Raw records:
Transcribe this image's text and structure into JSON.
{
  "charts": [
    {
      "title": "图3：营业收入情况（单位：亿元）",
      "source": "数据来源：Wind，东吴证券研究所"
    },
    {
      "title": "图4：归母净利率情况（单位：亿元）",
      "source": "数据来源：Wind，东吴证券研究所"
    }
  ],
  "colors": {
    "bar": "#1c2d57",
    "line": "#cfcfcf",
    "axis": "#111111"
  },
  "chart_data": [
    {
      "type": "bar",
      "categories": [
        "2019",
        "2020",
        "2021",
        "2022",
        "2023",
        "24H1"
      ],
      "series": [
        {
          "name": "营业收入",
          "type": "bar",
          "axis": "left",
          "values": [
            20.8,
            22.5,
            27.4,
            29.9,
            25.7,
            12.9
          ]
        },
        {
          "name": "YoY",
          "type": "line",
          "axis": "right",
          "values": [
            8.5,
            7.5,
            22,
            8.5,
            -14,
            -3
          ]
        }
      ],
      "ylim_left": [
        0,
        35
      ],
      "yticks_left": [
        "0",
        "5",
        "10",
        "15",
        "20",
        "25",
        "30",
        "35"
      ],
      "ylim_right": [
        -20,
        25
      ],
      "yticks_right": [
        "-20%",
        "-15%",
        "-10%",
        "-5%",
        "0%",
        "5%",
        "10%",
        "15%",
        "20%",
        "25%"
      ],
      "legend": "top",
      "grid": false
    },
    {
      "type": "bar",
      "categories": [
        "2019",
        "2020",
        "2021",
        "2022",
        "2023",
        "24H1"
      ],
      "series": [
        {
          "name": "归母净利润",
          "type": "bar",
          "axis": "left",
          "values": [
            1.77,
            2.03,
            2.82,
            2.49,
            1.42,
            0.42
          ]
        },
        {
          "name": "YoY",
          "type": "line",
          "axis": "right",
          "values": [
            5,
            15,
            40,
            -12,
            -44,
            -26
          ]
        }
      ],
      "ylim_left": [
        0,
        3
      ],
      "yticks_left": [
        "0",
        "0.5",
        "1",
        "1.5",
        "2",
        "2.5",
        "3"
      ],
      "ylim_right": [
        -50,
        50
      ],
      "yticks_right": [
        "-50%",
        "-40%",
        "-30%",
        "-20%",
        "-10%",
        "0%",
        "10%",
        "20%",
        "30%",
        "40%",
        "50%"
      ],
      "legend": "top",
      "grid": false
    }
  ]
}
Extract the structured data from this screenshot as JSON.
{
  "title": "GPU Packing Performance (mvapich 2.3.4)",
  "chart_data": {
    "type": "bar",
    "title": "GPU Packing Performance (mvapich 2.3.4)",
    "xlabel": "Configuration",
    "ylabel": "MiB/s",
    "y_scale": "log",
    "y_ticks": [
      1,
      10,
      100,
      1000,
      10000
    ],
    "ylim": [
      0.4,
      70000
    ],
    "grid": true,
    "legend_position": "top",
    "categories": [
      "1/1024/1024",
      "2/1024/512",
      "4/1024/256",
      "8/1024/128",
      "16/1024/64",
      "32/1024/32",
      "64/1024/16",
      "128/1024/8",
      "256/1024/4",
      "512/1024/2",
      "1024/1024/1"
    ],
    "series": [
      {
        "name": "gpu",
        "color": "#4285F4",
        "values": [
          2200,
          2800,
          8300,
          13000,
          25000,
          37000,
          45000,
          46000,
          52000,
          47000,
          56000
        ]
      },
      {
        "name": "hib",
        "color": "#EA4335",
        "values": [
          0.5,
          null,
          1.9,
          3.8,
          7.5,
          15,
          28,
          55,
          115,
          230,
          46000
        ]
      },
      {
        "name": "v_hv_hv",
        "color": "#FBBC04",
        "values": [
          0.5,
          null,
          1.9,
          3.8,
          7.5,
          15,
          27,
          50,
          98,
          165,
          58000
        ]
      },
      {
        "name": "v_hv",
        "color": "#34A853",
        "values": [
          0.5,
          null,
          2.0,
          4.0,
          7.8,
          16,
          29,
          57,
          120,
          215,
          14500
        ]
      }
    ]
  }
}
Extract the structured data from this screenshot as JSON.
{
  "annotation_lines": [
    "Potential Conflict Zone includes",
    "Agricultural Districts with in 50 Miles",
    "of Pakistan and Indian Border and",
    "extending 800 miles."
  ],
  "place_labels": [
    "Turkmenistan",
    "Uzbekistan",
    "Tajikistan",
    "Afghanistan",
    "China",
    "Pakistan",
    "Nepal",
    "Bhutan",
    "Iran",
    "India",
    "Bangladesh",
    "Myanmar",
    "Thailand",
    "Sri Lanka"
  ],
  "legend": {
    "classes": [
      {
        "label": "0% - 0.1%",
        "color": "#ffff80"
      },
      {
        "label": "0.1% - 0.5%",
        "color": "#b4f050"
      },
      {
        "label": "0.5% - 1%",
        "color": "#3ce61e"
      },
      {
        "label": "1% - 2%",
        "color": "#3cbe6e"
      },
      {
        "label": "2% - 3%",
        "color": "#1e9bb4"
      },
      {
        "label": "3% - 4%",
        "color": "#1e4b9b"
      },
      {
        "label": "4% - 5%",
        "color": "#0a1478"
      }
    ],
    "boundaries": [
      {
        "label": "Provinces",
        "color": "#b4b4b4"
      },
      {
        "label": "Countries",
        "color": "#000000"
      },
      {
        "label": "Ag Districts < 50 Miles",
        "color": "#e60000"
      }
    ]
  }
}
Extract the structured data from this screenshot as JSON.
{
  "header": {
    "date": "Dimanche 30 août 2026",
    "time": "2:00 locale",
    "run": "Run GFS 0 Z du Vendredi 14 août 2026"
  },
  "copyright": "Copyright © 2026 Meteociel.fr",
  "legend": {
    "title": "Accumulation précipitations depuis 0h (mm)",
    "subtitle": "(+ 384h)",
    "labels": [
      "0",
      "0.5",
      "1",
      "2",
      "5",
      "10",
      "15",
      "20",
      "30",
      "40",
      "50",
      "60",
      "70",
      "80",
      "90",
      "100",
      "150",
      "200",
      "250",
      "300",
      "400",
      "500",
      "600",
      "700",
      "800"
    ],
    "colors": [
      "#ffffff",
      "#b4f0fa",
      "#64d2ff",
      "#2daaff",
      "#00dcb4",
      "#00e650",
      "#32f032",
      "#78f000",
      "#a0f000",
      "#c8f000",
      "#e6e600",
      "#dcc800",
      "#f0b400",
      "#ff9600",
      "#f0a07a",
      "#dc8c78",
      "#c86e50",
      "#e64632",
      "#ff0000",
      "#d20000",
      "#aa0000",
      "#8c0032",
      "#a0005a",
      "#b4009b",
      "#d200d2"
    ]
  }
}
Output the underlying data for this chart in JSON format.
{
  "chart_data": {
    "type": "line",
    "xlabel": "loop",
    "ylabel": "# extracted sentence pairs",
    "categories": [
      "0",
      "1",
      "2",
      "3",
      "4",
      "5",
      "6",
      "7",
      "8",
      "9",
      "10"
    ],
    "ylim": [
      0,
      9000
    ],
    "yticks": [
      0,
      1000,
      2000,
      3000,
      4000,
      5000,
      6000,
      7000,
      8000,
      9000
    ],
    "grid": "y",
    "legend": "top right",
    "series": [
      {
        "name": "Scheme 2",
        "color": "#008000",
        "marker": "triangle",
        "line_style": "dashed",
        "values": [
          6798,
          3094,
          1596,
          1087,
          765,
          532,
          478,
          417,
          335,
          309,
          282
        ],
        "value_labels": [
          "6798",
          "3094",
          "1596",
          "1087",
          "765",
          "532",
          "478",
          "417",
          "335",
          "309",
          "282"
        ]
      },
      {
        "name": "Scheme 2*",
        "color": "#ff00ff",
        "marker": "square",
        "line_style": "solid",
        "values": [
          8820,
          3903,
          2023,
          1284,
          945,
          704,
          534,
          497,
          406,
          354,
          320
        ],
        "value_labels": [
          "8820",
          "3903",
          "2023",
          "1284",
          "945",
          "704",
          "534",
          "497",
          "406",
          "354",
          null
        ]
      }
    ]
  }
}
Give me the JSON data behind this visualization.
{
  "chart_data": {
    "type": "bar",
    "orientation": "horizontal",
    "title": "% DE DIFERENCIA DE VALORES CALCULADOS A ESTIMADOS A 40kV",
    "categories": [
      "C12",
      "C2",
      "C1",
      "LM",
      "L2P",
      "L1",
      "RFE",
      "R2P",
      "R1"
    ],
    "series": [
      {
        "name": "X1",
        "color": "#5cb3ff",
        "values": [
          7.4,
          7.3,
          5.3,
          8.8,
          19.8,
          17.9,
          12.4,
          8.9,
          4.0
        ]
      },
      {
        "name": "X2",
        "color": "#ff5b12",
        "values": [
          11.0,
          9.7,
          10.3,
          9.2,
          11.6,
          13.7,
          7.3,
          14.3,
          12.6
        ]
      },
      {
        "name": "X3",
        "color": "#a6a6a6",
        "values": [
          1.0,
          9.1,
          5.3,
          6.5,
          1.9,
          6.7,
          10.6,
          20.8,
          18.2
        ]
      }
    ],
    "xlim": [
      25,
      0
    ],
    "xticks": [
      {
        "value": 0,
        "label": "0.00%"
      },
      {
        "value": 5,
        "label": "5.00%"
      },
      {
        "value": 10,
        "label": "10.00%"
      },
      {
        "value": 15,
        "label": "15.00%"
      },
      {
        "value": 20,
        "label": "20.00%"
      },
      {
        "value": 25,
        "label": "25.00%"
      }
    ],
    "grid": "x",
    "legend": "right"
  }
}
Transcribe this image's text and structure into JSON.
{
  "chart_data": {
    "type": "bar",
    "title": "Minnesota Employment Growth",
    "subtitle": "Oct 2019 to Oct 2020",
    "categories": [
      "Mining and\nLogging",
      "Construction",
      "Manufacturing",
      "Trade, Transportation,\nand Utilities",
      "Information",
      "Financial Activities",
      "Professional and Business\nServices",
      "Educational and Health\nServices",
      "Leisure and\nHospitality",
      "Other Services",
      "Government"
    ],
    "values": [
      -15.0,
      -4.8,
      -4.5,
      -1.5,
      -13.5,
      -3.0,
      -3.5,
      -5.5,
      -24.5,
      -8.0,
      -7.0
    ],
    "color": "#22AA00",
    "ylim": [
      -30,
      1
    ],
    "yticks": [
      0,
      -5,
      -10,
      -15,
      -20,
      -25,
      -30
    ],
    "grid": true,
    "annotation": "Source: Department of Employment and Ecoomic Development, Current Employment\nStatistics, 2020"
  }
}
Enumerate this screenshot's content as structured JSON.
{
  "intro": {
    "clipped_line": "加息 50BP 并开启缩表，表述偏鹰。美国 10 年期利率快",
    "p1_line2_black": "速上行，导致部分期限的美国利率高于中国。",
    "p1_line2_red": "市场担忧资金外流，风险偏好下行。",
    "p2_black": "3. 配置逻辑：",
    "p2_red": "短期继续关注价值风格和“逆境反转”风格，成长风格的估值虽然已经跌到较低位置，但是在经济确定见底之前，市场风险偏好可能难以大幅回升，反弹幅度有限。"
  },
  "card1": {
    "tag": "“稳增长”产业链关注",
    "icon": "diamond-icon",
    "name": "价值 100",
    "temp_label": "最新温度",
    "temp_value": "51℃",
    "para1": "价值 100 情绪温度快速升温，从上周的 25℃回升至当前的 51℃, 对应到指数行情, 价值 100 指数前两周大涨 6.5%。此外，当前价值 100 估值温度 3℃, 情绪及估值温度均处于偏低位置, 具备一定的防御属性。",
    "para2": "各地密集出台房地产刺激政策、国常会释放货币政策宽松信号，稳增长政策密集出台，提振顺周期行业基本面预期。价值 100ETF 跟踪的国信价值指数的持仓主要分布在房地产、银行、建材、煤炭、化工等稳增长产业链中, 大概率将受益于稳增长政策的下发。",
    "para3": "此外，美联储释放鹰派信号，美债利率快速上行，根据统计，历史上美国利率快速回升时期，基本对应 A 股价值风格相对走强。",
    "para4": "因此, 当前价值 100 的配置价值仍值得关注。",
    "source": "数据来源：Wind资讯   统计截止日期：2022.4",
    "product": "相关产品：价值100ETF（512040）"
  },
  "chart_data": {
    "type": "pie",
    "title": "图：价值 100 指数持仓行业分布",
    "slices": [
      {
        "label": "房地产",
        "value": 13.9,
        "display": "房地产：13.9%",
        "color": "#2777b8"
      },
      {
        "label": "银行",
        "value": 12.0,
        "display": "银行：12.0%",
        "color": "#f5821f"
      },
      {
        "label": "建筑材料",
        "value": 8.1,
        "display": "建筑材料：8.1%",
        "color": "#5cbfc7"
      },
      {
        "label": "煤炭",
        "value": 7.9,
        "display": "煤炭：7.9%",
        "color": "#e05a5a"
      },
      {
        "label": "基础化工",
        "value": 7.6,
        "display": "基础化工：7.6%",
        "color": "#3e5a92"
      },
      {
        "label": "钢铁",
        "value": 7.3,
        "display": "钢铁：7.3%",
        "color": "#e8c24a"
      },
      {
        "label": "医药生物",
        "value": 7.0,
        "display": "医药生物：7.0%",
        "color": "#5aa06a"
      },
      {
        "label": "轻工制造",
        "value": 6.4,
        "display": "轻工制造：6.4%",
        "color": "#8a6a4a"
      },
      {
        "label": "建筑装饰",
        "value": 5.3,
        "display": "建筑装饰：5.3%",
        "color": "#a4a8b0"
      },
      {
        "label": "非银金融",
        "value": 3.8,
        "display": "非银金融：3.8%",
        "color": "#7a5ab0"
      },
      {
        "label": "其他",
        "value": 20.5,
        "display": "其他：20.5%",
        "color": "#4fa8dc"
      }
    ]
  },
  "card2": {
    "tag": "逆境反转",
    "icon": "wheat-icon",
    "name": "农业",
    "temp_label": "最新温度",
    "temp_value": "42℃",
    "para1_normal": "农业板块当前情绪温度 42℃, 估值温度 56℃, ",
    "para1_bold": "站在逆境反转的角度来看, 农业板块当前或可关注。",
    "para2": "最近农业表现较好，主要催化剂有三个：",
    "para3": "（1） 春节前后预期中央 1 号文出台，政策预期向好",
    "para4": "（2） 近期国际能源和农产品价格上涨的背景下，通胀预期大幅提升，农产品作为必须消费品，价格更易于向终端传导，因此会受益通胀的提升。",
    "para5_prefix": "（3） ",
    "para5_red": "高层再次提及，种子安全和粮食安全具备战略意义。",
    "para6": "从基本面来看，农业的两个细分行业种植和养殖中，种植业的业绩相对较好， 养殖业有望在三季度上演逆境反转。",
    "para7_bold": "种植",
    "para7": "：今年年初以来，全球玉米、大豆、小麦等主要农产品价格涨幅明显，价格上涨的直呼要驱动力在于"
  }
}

EXERCISE DETAILS
From the data above, gather every line that includes the word "估值温度".

ANSWER TO THE TASK
    "para1": "价值 100 情绪温度快速升温，从上周的 25℃回升至当前的 51℃, 对应到指数行情, 价值 100 指数前两周大涨 6.5%。此外，当前价值 100 估值温度 3℃, 情绪及估值温度均处于偏低位置, 具备一定的防御属性。",
    "para1_normal": "农业板块当前情绪温度 42℃, 估值温度 56℃, ",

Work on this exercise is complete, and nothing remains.